(Extracted data entries)
□ □ □ □ □

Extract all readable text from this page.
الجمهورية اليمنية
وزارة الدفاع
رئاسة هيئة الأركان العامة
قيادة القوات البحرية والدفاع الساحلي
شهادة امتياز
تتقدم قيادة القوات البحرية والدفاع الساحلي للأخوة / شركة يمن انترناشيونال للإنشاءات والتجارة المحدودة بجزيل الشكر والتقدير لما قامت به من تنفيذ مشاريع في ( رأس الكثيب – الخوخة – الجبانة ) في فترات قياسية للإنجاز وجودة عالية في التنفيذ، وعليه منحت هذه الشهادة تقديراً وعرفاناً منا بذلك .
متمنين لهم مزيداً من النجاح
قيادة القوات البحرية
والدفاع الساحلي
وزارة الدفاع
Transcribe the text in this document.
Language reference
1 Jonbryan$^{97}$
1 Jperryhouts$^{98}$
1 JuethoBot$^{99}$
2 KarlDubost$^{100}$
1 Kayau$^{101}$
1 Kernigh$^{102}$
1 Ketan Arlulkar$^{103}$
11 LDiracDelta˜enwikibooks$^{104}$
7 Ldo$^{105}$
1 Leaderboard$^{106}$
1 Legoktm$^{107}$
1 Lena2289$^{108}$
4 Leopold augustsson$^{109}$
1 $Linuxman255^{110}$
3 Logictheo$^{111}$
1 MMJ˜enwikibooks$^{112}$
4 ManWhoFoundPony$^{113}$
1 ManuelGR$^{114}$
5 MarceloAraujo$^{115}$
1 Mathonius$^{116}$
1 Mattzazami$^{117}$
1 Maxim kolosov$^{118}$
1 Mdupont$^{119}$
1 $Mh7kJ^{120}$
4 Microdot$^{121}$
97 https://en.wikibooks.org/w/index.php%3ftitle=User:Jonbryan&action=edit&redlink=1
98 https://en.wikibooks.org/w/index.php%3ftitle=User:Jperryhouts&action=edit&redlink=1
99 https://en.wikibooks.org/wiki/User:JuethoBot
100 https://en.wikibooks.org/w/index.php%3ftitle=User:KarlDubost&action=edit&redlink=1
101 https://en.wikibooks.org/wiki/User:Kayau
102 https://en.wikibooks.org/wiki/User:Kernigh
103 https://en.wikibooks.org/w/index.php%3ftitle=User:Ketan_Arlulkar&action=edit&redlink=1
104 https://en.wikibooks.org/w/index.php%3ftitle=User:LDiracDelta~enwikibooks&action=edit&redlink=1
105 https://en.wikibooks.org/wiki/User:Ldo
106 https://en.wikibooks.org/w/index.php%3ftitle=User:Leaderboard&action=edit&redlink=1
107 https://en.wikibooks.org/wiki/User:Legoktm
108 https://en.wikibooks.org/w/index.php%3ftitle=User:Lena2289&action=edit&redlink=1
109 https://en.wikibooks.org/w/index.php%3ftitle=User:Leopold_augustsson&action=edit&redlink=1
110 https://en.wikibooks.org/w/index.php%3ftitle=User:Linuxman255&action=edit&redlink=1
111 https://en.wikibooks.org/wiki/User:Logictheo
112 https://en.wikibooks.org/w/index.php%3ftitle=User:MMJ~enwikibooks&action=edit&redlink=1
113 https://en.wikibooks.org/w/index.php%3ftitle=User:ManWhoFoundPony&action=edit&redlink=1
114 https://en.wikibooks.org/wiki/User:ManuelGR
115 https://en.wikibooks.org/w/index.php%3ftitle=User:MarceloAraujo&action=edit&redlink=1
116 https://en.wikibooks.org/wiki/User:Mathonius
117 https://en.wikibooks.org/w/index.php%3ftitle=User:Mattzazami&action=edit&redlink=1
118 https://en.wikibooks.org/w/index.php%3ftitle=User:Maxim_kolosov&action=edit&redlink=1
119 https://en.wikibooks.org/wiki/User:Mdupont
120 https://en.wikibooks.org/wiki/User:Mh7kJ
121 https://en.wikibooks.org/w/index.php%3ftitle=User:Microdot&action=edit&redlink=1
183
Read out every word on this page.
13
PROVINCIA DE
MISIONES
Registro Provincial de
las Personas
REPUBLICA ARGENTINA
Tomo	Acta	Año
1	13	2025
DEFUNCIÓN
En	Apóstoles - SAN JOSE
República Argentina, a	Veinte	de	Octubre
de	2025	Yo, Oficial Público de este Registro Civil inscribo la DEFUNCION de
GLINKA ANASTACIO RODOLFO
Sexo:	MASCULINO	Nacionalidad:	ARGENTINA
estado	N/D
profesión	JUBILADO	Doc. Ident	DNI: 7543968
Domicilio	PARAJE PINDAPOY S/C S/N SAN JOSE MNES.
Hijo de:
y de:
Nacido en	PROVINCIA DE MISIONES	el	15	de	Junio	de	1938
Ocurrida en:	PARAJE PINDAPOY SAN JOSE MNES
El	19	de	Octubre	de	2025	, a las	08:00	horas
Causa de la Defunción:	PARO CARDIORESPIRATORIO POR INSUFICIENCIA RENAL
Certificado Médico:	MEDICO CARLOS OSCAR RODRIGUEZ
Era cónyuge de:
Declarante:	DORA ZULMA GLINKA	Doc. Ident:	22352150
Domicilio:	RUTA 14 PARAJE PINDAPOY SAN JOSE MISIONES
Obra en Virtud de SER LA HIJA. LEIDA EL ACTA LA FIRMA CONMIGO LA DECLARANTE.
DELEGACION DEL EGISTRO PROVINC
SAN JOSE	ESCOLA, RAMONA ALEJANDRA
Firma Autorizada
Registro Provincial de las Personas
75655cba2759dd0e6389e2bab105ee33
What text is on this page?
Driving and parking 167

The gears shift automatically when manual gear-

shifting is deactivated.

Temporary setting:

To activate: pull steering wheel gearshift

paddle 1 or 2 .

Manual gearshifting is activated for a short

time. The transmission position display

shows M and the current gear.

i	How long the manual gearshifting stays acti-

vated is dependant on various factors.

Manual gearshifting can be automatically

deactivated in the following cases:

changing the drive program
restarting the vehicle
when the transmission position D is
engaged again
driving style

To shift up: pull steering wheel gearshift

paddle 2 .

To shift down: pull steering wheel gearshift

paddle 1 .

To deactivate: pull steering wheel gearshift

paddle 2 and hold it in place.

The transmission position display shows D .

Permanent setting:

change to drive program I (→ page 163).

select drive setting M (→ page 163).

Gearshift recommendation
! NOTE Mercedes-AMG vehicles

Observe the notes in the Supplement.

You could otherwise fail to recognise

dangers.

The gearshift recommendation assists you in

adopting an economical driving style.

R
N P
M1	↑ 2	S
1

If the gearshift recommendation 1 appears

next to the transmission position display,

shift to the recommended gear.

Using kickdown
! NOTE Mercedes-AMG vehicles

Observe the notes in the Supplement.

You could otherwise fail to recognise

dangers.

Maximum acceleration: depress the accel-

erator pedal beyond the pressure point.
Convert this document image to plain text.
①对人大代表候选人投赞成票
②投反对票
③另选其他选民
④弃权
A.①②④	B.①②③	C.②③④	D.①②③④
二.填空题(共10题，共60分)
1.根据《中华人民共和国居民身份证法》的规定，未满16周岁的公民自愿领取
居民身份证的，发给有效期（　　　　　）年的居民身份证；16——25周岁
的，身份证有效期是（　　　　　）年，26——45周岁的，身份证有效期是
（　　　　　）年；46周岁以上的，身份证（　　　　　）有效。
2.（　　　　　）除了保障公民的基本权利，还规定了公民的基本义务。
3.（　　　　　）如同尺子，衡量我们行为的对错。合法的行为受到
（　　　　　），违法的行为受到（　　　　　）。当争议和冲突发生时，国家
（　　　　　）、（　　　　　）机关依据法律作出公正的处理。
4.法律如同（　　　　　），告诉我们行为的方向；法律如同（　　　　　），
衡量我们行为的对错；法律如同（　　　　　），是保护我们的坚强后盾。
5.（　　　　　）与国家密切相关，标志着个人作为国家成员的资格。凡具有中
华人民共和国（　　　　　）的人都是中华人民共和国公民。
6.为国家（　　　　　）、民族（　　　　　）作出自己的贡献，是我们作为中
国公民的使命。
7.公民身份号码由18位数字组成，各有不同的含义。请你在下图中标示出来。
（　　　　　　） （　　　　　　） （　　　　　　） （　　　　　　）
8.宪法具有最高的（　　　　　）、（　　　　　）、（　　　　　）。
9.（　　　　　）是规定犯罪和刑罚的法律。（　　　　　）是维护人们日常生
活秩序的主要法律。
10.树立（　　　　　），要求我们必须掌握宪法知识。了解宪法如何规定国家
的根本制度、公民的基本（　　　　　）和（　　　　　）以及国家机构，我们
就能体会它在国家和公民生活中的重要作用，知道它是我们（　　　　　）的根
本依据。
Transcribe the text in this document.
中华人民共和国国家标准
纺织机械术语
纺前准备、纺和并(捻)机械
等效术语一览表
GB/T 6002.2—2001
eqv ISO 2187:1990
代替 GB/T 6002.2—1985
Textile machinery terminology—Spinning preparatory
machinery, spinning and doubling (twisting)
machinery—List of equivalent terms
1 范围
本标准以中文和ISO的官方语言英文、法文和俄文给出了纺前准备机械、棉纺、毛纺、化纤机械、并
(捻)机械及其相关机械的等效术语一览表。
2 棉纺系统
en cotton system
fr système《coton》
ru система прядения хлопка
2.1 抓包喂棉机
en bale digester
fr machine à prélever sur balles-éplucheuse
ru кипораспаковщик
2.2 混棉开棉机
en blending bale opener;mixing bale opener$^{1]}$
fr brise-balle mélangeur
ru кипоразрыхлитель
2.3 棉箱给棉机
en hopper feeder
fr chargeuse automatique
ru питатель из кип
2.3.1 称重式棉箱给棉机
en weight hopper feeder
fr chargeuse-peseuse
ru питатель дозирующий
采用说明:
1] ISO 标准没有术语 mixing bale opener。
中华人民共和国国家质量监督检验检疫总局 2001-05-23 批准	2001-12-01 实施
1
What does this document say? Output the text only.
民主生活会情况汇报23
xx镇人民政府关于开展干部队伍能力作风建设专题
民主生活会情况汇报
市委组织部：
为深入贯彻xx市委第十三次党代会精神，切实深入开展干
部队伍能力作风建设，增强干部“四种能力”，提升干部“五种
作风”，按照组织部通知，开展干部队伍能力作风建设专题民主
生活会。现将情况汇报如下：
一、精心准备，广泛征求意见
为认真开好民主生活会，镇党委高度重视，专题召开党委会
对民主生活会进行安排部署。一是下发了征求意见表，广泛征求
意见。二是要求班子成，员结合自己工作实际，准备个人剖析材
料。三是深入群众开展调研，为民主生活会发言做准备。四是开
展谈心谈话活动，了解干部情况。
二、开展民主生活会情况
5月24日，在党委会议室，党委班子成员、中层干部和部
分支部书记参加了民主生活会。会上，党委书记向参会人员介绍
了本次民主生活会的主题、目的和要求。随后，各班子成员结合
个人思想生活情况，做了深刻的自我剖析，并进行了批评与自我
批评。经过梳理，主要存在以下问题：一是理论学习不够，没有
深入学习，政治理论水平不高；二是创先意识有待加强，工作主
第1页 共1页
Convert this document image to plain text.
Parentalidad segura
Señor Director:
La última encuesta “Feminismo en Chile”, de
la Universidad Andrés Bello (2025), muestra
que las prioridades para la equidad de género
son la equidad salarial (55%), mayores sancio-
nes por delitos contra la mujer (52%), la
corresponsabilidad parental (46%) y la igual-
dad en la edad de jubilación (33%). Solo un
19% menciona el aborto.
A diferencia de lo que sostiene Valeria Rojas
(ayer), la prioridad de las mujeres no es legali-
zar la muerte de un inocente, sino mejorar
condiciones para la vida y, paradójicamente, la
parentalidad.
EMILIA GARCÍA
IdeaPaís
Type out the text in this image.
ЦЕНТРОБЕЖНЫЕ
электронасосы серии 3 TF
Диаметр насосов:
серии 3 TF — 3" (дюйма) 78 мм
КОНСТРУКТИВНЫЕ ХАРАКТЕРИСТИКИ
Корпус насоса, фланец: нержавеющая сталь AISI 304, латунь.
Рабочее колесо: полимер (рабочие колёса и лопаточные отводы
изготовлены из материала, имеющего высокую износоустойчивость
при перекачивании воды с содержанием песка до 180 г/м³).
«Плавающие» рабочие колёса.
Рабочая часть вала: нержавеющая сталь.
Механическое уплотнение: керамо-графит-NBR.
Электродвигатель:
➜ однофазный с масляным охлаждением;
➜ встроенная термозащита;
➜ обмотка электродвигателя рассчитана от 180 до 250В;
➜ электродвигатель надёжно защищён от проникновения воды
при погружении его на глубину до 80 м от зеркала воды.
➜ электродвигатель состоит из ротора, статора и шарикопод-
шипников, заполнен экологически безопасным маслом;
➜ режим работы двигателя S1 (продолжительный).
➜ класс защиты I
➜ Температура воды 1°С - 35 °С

□ □ □ □ □

> [Job]
List each line in the listing that contains the string "питатель".

> [Task result]
ru питатель из кип
ru питатель дозирующий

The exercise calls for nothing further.